### The problem:
State how many lines of the records contain the string "Etelä", and give no other information.

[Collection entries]
-- BEGIN --

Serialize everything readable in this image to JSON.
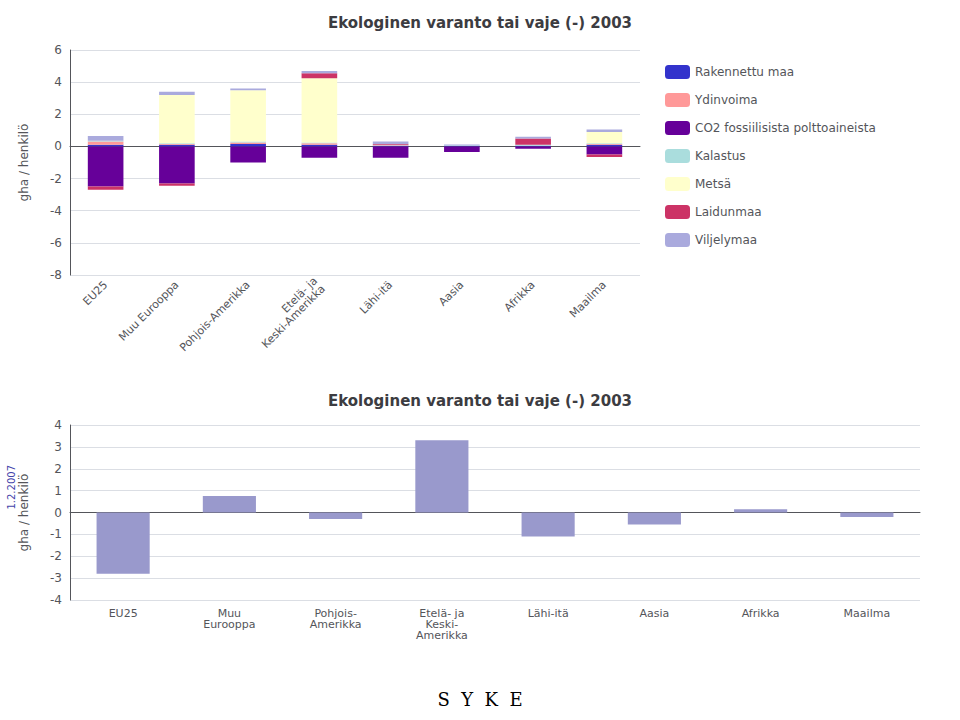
{
  "chart_data": [
    {
      "type": "bar",
      "stacked": true,
      "title": "Ekologinen varanto tai vaje (-) 2003",
      "ylabel": "gha / henkilö",
      "categories": [
        "EU25",
        "Muu Eurooppa",
        "Pohjois-Amerikka",
        "Etelä- ja\nKeski-Amerikka",
        "Lähi-itä",
        "Aasia",
        "Afrikka",
        "Maailma"
      ],
      "series": [
        {
          "name": "Rakennettu maa",
          "color": "#3333CC",
          "values": [
            0.1,
            0.1,
            0.15,
            0.1,
            0.05,
            0.05,
            0.05,
            0.1
          ]
        },
        {
          "name": "Ydinvoima",
          "color": "#FF9999",
          "values": [
            0.2,
            0.05,
            0.1,
            0.1,
            0.02,
            0.0,
            0.0,
            0.05
          ]
        },
        {
          "name": "CO2 fossiilisista polttoaineista",
          "color": "#660099",
          "values": [
            -2.5,
            -2.3,
            -1.0,
            -0.7,
            -0.7,
            -0.35,
            -0.15,
            -0.5
          ]
        },
        {
          "name": "Kalastus",
          "color": "#AADDDD",
          "values": [
            0.05,
            0.05,
            0.05,
            0.05,
            0.03,
            0.02,
            0.05,
            0.05
          ]
        },
        {
          "name": "Metsä",
          "color": "#FFFFCC",
          "values": [
            0.0,
            3.0,
            3.2,
            4.0,
            0.0,
            0.0,
            0.0,
            0.7
          ]
        },
        {
          "name": "Laidunmaa",
          "color": "#CC3366",
          "values": [
            -0.2,
            -0.15,
            0.0,
            0.3,
            0.05,
            0.0,
            0.4,
            -0.15
          ]
        },
        {
          "name": "Viljelymaa",
          "color": "#AAAADD",
          "values": [
            0.3,
            0.2,
            0.1,
            0.15,
            0.15,
            0.05,
            0.1,
            0.15
          ]
        }
      ],
      "ylim": [
        -8,
        6
      ],
      "yticks": [
        -8,
        -6,
        -4,
        -2,
        0,
        2,
        4,
        6
      ],
      "grid": true,
      "legend": "right"
    },
    {
      "type": "bar",
      "title": "Ekologinen varanto tai vaje (-) 2003",
      "ylabel": "gha / henkilö",
      "categories": [
        "EU25",
        "Muu\nEurooppa",
        "Pohjois-\nAmerikka",
        "Etelä- ja\nKeski-\nAmerikka",
        "Lähi-itä",
        "Aasia",
        "Afrikka",
        "Maailma"
      ],
      "values": [
        -2.8,
        0.75,
        -0.3,
        3.3,
        -1.1,
        -0.55,
        0.15,
        -0.2
      ],
      "color": "#9999CC",
      "ylim": [
        -4,
        4
      ],
      "yticks": [
        -4,
        -3,
        -2,
        -1,
        0,
        1,
        2,
        3,
        4
      ],
      "grid": true,
      "annotations": [
        "1.2.2007",
        "S  Y  K  E"
      ]
    }
  ]
}
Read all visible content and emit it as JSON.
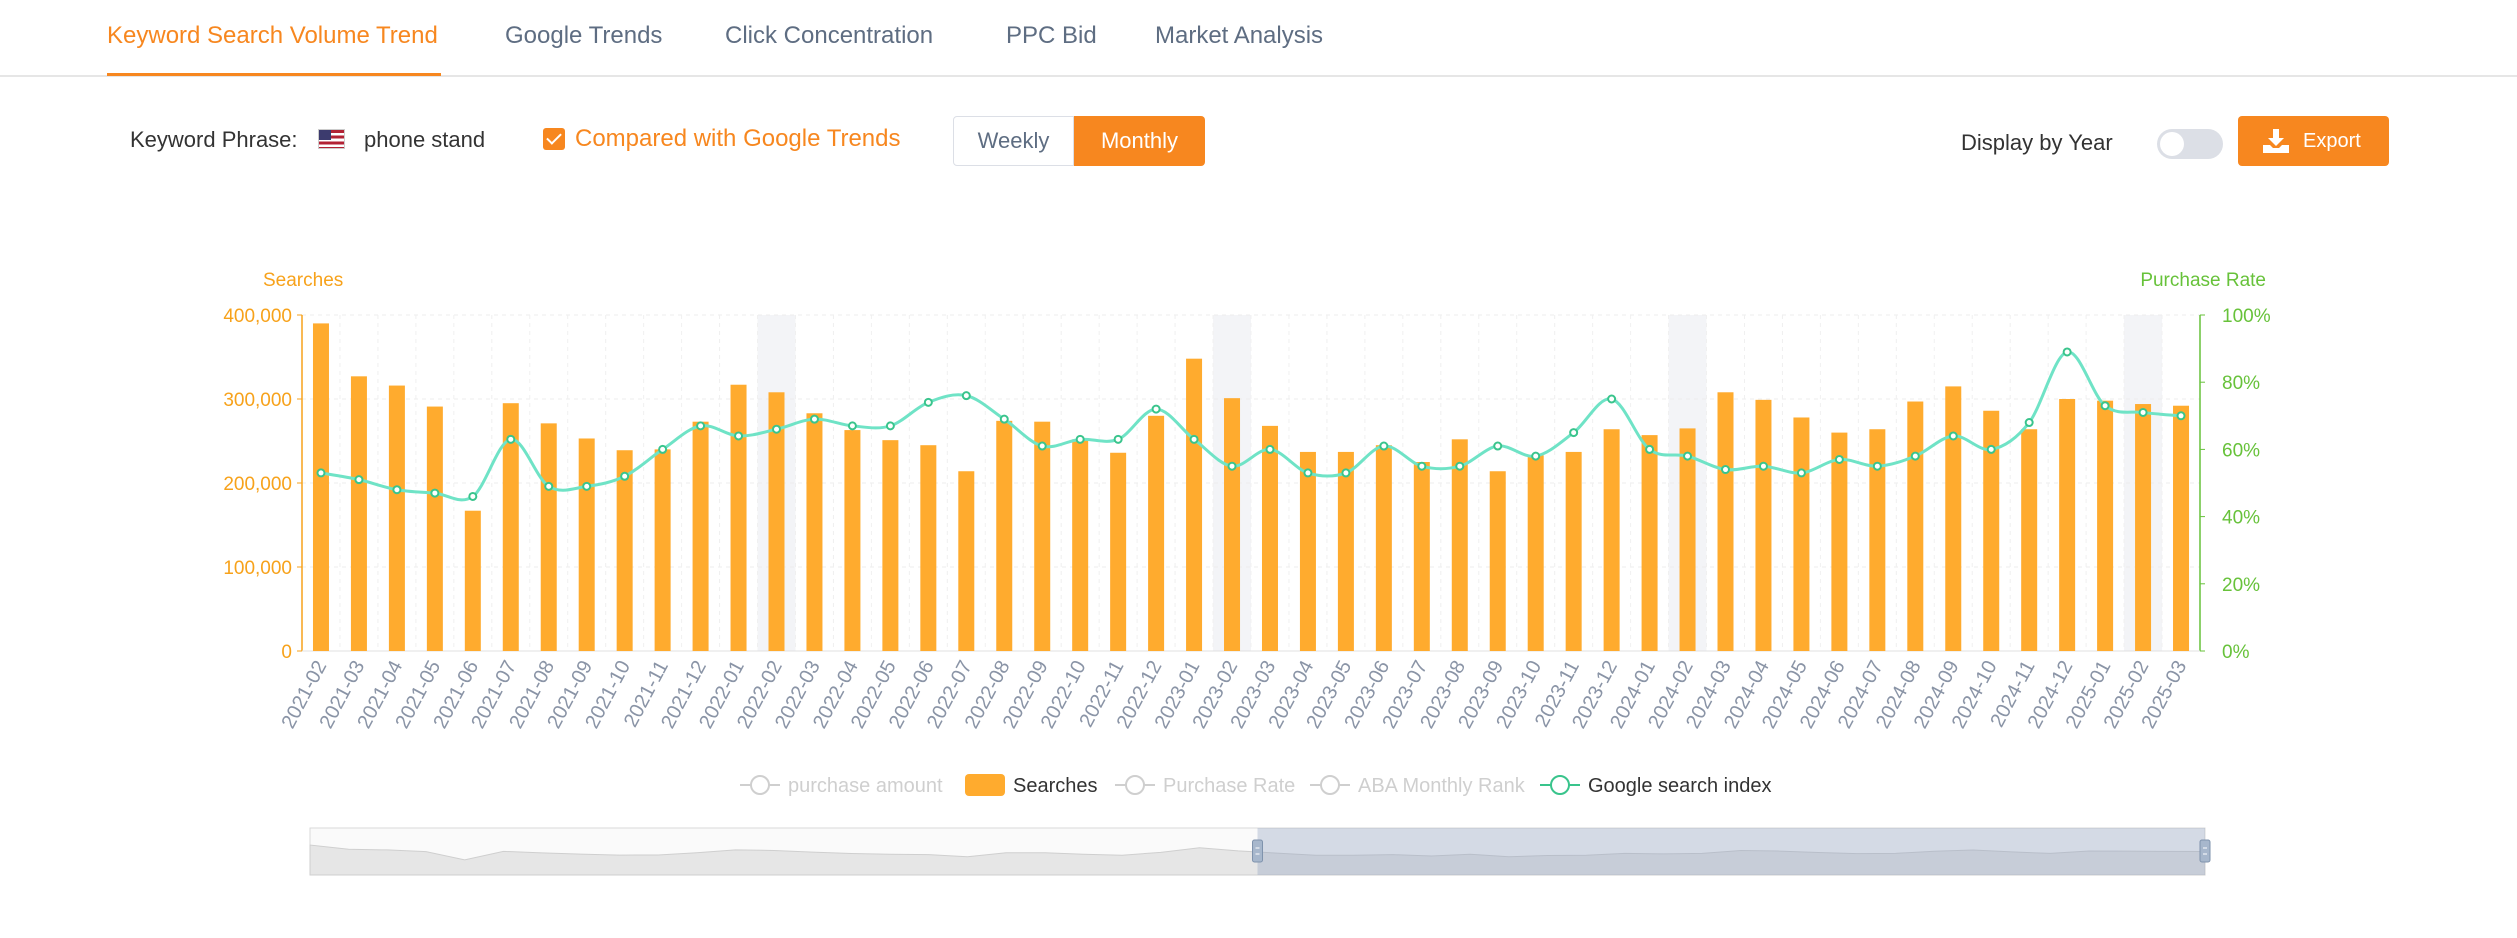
{
  "tabs": [
    {
      "label": "Keyword Search Volume Trend"
    },
    {
      "label": "Google Trends"
    },
    {
      "label": "Click Concentration"
    },
    {
      "label": "PPC Bid"
    },
    {
      "label": "Market Analysis"
    }
  ],
  "toolbar": {
    "keyword_label": "Keyword Phrase:",
    "keyword_value": "phone stand",
    "compare_label": "Compared with Google Trends",
    "compare_checked": true,
    "weekly_label": "Weekly",
    "monthly_label": "Monthly",
    "selected_period": "Monthly",
    "display_by_year_label": "Display by Year",
    "display_by_year_on": false,
    "export_label": "Export",
    "flag_icon": "us-flag-icon",
    "export_icon": "download-icon"
  },
  "colors": {
    "accent": "#f7871f",
    "bar": "#ffab2e",
    "line": "#6fe3c6",
    "right_axis": "#67c23a",
    "left_axis": "#f7a21b"
  },
  "chart_data": {
    "type": "bar",
    "categories": [
      "2021-02",
      "2021-03",
      "2021-04",
      "2021-05",
      "2021-06",
      "2021-07",
      "2021-08",
      "2021-09",
      "2021-10",
      "2021-11",
      "2021-12",
      "2022-01",
      "2022-02",
      "2022-03",
      "2022-04",
      "2022-05",
      "2022-06",
      "2022-07",
      "2022-08",
      "2022-09",
      "2022-10",
      "2022-11",
      "2022-12",
      "2023-01",
      "2023-02",
      "2023-03",
      "2023-04",
      "2023-05",
      "2023-06",
      "2023-07",
      "2023-08",
      "2023-09",
      "2023-10",
      "2023-11",
      "2023-12",
      "2024-01",
      "2024-02",
      "2024-03",
      "2024-04",
      "2024-05",
      "2024-06",
      "2024-07",
      "2024-08",
      "2024-09",
      "2024-10",
      "2024-11",
      "2024-12",
      "2025-01",
      "2025-02",
      "2025-03"
    ],
    "series": [
      {
        "name": "Searches",
        "type": "bar",
        "axis": "left",
        "values": [
          390000,
          327000,
          316000,
          291000,
          167000,
          295000,
          271000,
          253000,
          239000,
          240000,
          273000,
          317000,
          308000,
          283000,
          263000,
          251000,
          245000,
          214000,
          274000,
          273000,
          252000,
          236000,
          280000,
          348000,
          301000,
          268000,
          237000,
          237000,
          245000,
          225000,
          252000,
          214000,
          233000,
          237000,
          264000,
          257000,
          265000,
          308000,
          299000,
          278000,
          260000,
          264000,
          297000,
          315000,
          286000,
          264000,
          300000,
          298000,
          294000,
          292000
        ]
      },
      {
        "name": "Google search index",
        "type": "line",
        "axis": "right",
        "values": [
          53,
          51,
          48,
          47,
          46,
          63,
          49,
          49,
          52,
          60,
          67,
          64,
          66,
          69,
          67,
          67,
          74,
          76,
          69,
          61,
          63,
          63,
          72,
          63,
          55,
          60,
          53,
          53,
          61,
          55,
          55,
          61,
          58,
          65,
          75,
          60,
          58,
          54,
          55,
          53,
          57,
          55,
          58,
          64,
          60,
          68,
          89,
          73,
          71,
          70
        ]
      },
      {
        "name": "purchase amount",
        "visible": false
      },
      {
        "name": "Purchase Rate",
        "visible": false
      },
      {
        "name": "ABA Monthly Rank",
        "visible": false
      }
    ],
    "highlighted_categories": [
      "2022-02",
      "2023-02",
      "2024-02",
      "2025-02"
    ],
    "left_axis": {
      "label": "Searches",
      "ticks": [
        "0",
        "100,000",
        "200,000",
        "300,000",
        "400,000"
      ],
      "range": [
        0,
        400000
      ]
    },
    "right_axis": {
      "label": "Purchase Rate",
      "ticks": [
        "0%",
        "20%",
        "40%",
        "60%",
        "80%",
        "100%"
      ],
      "range": [
        0,
        100
      ]
    },
    "legend": [
      "purchase amount",
      "Searches",
      "Purchase Rate",
      "ABA Monthly Rank",
      "Google search index"
    ],
    "legend_position": "bottom",
    "grid": true,
    "zoom_window": {
      "start_fraction": 0.5,
      "end_fraction": 1.0
    }
  }
}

-- END --

### Finished task:
2